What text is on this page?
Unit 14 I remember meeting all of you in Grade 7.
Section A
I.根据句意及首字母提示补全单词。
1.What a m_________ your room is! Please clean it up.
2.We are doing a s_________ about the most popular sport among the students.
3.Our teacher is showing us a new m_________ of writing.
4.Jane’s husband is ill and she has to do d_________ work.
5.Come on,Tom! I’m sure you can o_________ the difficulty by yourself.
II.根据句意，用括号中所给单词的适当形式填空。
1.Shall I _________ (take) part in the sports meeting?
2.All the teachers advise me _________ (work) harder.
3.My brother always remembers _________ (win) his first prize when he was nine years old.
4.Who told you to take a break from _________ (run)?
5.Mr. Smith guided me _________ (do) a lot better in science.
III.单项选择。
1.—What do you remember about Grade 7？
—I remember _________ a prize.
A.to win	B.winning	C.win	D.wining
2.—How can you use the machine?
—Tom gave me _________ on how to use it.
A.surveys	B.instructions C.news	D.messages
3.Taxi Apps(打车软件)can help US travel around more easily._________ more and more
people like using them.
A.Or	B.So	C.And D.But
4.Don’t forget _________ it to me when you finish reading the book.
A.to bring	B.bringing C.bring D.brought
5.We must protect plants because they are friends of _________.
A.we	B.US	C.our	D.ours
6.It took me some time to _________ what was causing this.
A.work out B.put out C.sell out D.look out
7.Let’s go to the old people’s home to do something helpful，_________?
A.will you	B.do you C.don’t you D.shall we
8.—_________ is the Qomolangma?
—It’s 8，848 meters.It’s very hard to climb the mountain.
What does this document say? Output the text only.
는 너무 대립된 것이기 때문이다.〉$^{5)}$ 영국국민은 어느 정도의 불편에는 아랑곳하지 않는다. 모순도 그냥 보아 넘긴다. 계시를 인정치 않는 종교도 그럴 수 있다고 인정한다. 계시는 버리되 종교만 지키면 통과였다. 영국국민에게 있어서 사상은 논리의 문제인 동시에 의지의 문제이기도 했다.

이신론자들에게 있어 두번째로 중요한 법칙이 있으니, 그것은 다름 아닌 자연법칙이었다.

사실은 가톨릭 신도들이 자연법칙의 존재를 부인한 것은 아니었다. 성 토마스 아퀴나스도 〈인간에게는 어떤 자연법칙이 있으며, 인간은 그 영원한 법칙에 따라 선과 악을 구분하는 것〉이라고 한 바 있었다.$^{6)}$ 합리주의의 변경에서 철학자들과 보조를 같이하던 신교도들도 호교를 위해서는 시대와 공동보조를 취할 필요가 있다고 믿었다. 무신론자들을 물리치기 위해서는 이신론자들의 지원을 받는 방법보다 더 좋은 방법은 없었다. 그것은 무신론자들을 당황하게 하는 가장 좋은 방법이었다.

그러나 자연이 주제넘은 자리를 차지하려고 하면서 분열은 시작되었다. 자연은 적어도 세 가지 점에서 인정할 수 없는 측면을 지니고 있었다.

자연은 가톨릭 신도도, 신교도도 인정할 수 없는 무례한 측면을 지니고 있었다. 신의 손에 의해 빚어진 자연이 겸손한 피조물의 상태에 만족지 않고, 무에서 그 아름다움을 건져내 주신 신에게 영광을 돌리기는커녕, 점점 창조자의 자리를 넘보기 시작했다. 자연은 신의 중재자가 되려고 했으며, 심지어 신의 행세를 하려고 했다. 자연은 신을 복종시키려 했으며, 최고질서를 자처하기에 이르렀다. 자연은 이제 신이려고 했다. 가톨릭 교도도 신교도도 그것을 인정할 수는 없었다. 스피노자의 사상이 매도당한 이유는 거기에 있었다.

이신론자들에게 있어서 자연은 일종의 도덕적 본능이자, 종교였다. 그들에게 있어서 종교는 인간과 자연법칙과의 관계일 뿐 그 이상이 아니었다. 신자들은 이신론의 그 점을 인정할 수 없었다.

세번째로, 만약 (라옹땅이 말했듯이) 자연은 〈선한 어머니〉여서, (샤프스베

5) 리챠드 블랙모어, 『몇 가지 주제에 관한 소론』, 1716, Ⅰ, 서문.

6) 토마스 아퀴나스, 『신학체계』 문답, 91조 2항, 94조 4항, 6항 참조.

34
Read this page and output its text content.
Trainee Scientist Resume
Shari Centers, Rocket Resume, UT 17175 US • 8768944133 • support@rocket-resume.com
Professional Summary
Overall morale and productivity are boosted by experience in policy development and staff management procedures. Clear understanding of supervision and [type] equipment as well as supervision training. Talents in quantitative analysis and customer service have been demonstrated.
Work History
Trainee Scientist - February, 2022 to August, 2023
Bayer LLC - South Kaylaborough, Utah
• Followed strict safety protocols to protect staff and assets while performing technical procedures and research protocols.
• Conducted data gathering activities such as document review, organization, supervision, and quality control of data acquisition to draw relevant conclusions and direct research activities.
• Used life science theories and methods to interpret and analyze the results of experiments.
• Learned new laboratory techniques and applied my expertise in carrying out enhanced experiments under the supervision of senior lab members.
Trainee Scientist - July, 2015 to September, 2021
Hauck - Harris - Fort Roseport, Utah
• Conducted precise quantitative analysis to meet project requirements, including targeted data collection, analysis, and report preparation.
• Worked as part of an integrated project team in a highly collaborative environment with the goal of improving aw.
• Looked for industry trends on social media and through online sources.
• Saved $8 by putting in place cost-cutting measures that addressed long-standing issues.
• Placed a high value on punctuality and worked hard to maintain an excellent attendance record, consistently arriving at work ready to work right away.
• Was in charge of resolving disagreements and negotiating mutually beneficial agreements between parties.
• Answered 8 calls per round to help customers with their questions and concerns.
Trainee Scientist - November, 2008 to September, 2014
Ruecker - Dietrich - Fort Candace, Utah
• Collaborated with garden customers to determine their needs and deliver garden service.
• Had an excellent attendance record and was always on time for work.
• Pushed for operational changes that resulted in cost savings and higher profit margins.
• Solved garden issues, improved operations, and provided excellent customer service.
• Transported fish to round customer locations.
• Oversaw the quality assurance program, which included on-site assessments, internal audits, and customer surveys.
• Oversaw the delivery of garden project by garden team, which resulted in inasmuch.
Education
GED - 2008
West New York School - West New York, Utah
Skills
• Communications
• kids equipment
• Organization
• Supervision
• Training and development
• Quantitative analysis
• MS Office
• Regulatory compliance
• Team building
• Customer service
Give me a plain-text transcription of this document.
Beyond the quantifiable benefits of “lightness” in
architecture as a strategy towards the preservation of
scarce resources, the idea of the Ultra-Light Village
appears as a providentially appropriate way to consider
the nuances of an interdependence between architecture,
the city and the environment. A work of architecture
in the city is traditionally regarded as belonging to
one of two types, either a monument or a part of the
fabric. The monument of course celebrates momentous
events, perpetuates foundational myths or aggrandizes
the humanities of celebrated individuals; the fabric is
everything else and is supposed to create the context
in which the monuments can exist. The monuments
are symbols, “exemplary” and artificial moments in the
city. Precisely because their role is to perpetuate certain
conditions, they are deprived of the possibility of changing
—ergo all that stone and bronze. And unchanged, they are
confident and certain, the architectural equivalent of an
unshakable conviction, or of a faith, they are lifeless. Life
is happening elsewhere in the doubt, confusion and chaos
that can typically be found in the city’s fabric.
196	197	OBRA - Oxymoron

◆ ◆ ◆

### AIM
Exactly as written above, please repeat the entries.

### WRITTEN ANSWER
What text is on this page?
Unit 14 I remember meeting all of you in Grade 7.
Section A
I.根据句意及首字母提示补全单词。
1.What a m_________ your room is! Please clean it up.
2.We are doing a s_________ about the most popular sport among the students.
3.Our teacher is showing us a new m_________ of writing.
4.Jane’s husband is ill and she has to do d_________ work.
5.Come on,Tom! I’m sure you can o_________ the difficulty by yourself.
II.根据句意，用括号中所给单词的适当形式填空。
1.Shall I _________ (take) part in the sports meeting?
2.All the teachers advise me _________ (work) harder.
3.My brother always remembers _________ (win) his first prize when he was nine years old.
4.Who told you to take a break from _________ (run)?
5.Mr. Smith guided me _________ (do) a lot better in science.
III.单项选择。
1.—What do you remember about Grade 7？
—I remember _________ a prize.
A.to win	B.winning	C.win	D.wining
2.—How can you use the machine?
—Tom gave me _________ on how to use it.
A.surveys	B.instructions C.news	D.messages
3.Taxi Apps(打车软件)can help US travel around more easily._________ more and more
people like using them.
A.Or	B.So	C.And D.But
4.Don’t forget _________ it to me when you finish reading the book.
A.to bring	B.bringing C.bring D.brought
5.We must protect plants because they are friends of _________.
A.we	B.US	C.our	D.ours
6.It took me some time to _________ what was causing this.
A.work out B.put out C.sell out D.look out
7.Let’s go to the old people’s home to do something helpful，_________?
A.will you	B.do you C.don’t you D.shall we
8.—_________ is the Qomolangma?
—It’s 8，848 meters.It’s very hard to climb the mountain.
What does this document say? Output the text only.
는 너무 대립된 것이기 때문이다.〉$^{5)}$ 영국국민은 어느 정도의 불편에는 아랑곳하지 않는다. 모순도 그냥 보아 넘긴다. 계시를 인정치 않는 종교도 그럴 수 있다고 인정한다. 계시는 버리되 종교만 지키면 통과였다. 영국국민에게 있어서 사상은 논리의 문제인 동시에 의지의 문제이기도 했다.

이신론자들에게 있어 두번째로 중요한 법칙이 있으니, 그것은 다름 아닌 자연법칙이었다.

사실은 가톨릭 신도들이 자연법칙의 존재를 부인한 것은 아니었다. 성 토마스 아퀴나스도 〈인간에게는 어떤 자연법칙이 있으며, 인간은 그 영원한 법칙에 따라 선과 악을 구분하는 것〉이라고 한 바 있었다.$^{6)}$ 합리주의의 변경에서 철학자들과 보조를 같이하던 신교도들도 호교를 위해서는 시대와 공동보조를 취할 필요가 있다고 믿었다. 무신론자들을 물리치기 위해서는 이신론자들의 지원을 받는 방법보다 더 좋은 방법은 없었다. 그것은 무신론자들을 당황하게 하는 가장 좋은 방법이었다.

그러나 자연이 주제넘은 자리를 차지하려고 하면서 분열은 시작되었다. 자연은 적어도 세 가지 점에서 인정할 수 없는 측면을 지니고 있었다.

자연은 가톨릭 신도도, 신교도도 인정할 수 없는 무례한 측면을 지니고 있었다. 신의 손에 의해 빚어진 자연이 겸손한 피조물의 상태에 만족지 않고, 무에서 그 아름다움을 건져내 주신 신에게 영광을 돌리기는커녕, 점점 창조자의 자리를 넘보기 시작했다. 자연은 신의 중재자가 되려고 했으며, 심지어 신의 행세를 하려고 했다. 자연은 신을 복종시키려 했으며, 최고질서를 자처하기에 이르렀다. 자연은 이제 신이려고 했다. 가톨릭 교도도 신교도도 그것을 인정할 수는 없었다. 스피노자의 사상이 매도당한 이유는 거기에 있었다.

이신론자들에게 있어서 자연은 일종의 도덕적 본능이자, 종교였다. 그들에게 있어서 종교는 인간과 자연법칙과의 관계일 뿐 그 이상이 아니었다. 신자들은 이신론의 그 점을 인정할 수 없었다.

세번째로, 만약 (라옹땅이 말했듯이) 자연은 〈선한 어머니〉여서, (샤프스베

5) 리챠드 블랙모어, 『몇 가지 주제에 관한 소론』, 1716, Ⅰ, 서문.

6) 토마스 아퀴나스, 『신학체계』 문답, 91조 2항, 94조 4항, 6항 참조.

34
Read this page and output its text content.
Trainee Scientist Resume
Shari Centers, Rocket Resume, UT 17175 US • 8768944133 • support@rocket-resume.com
Professional Summary
Overall morale and productivity are boosted by experience in policy development and staff management procedures. Clear understanding of supervision and [type] equipment as well as supervision training. Talents in quantitative analysis and customer service have been demonstrated.
Work History
Trainee Scientist - February, 2022 to August, 2023
Bayer LLC - South Kaylaborough, Utah
• Followed strict safety protocols to protect staff and assets while performing technical procedures and research protocols.
• Conducted data gathering activities such as document review, organization, supervision, and quality control of data acquisition to draw relevant conclusions and direct research activities.
• Used life science theories and methods to interpret and analyze the results of experiments.
• Learned new laboratory techniques and applied my expertise in carrying out enhanced experiments under the supervision of senior lab members.
Trainee Scientist - July, 2015 to September, 2021
Hauck - Harris - Fort Roseport, Utah
• Conducted precise quantitative analysis to meet project requirements, including targeted data collection, analysis, and report preparation.
• Worked as part of an integrated project team in a highly collaborative environment with the goal of improving aw.
• Looked for industry trends on social media and through online sources.
• Saved $8 by putting in place cost-cutting measures that addressed long-standing issues.
• Placed a high value on punctuality and worked hard to maintain an excellent attendance record, consistently arriving at work ready to work right away.
• Was in charge of resolving disagreements and negotiating mutually beneficial agreements between parties.
• Answered 8 calls per round to help customers with their questions and concerns.
Trainee Scientist - November, 2008 to September, 2014
Ruecker - Dietrich - Fort Candace, Utah
• Collaborated with garden customers to determine their needs and deliver garden service.
• Had an excellent attendance record and was always on time for work.
• Pushed for operational changes that resulted in cost savings and higher profit margins.
• Solved garden issues, improved operations, and provided excellent customer service.
• Transported fish to round customer locations.
• Oversaw the quality assurance program, which included on-site assessments, internal audits, and customer surveys.
• Oversaw the delivery of garden project by garden team, which resulted in inasmuch.
Education
GED - 2008
West New York School - West New York, Utah
Skills
• Communications
• kids equipment
• Organization
• Supervision
• Training and development
• Quantitative analysis
• MS Office
• Regulatory compliance
• Team building
• Customer service
Give me a plain-text transcription of this document.
Beyond the quantifiable benefits of “lightness” in
architecture as a strategy towards the preservation of
scarce resources, the idea of the Ultra-Light Village
appears as a providentially appropriate way to consider
the nuances of an interdependence between architecture,
the city and the environment. A work of architecture
in the city is traditionally regarded as belonging to
one of two types, either a monument or a part of the
fabric. The monument of course celebrates momentous
events, perpetuates foundational myths or aggrandizes
the humanities of celebrated individuals; the fabric is
everything else and is supposed to create the context
in which the monuments can exist. The monuments
are symbols, “exemplary” and artificial moments in the
city. Precisely because their role is to perpetuate certain
conditions, they are deprived of the possibility of changing
—ergo all that stone and bronze. And unchanged, they are
confident and certain, the architectural equivalent of an
unshakable conviction, or of a faith, they are lifeless. Life
is happening elsewhere in the doubt, confusion and chaos
that can typically be found in the city’s fabric.
196	197	OBRA - Oxymoron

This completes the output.